### Exercise goal
Write out the data below exactly as given, without any of its pictures.

### Data to use
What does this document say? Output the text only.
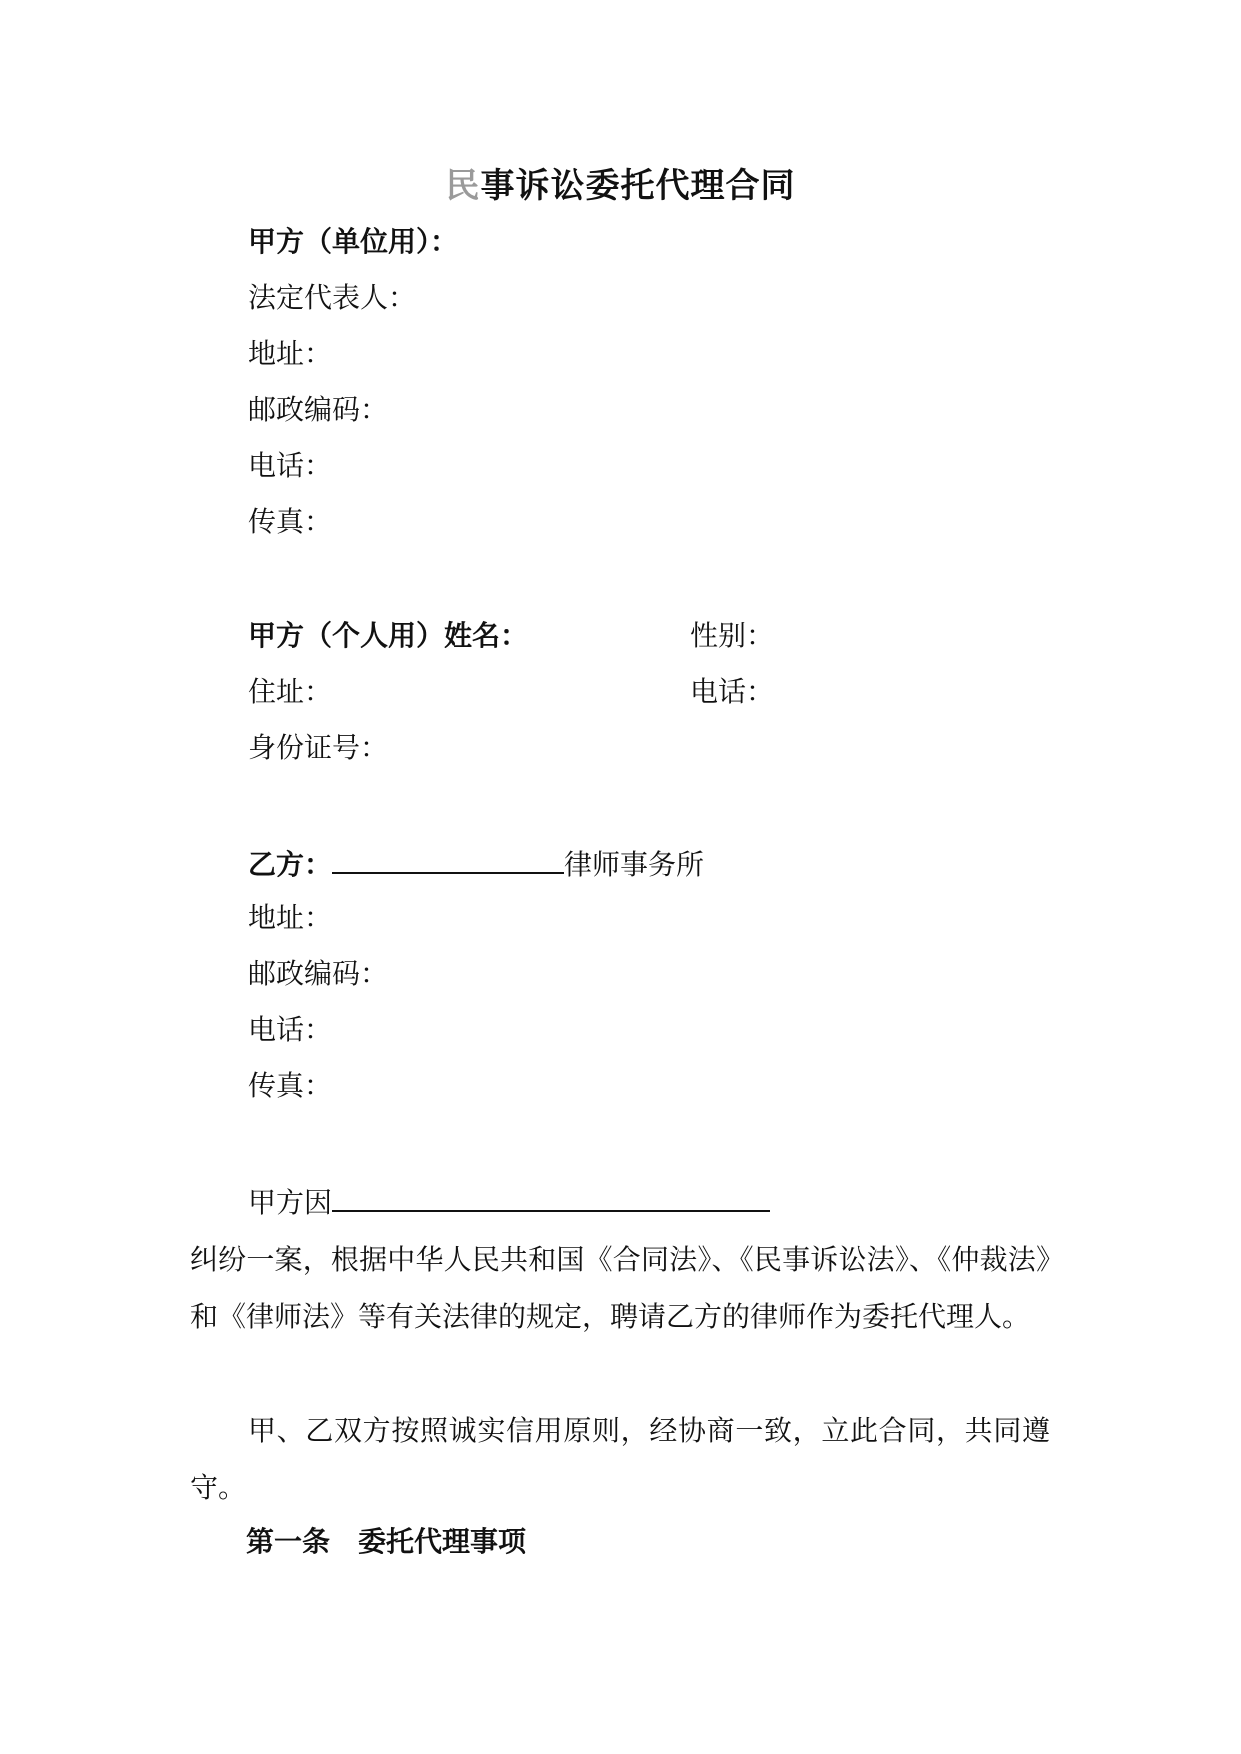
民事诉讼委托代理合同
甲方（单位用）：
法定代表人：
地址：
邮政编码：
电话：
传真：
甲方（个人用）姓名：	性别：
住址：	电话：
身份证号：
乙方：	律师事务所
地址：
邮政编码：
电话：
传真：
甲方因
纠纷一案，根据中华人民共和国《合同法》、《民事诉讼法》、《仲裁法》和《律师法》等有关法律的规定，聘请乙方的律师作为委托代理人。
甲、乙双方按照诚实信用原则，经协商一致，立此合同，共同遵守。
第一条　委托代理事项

### Task solution
What does this document say? Output the text only.
民事诉讼委托代理合同
甲方（单位用）：
法定代表人：
地址：
邮政编码：
电话：
传真：
甲方（个人用）姓名：	性别：
住址：	电话：
身份证号：
乙方：	律师事务所
地址：
邮政编码：
电话：
传真：
甲方因
纠纷一案，根据中华人民共和国《合同法》、《民事诉讼法》、《仲裁法》和《律师法》等有关法律的规定，聘请乙方的律师作为委托代理人。
甲、乙双方按照诚实信用原则，经协商一致，立此合同，共同遵守。
第一条　委托代理事项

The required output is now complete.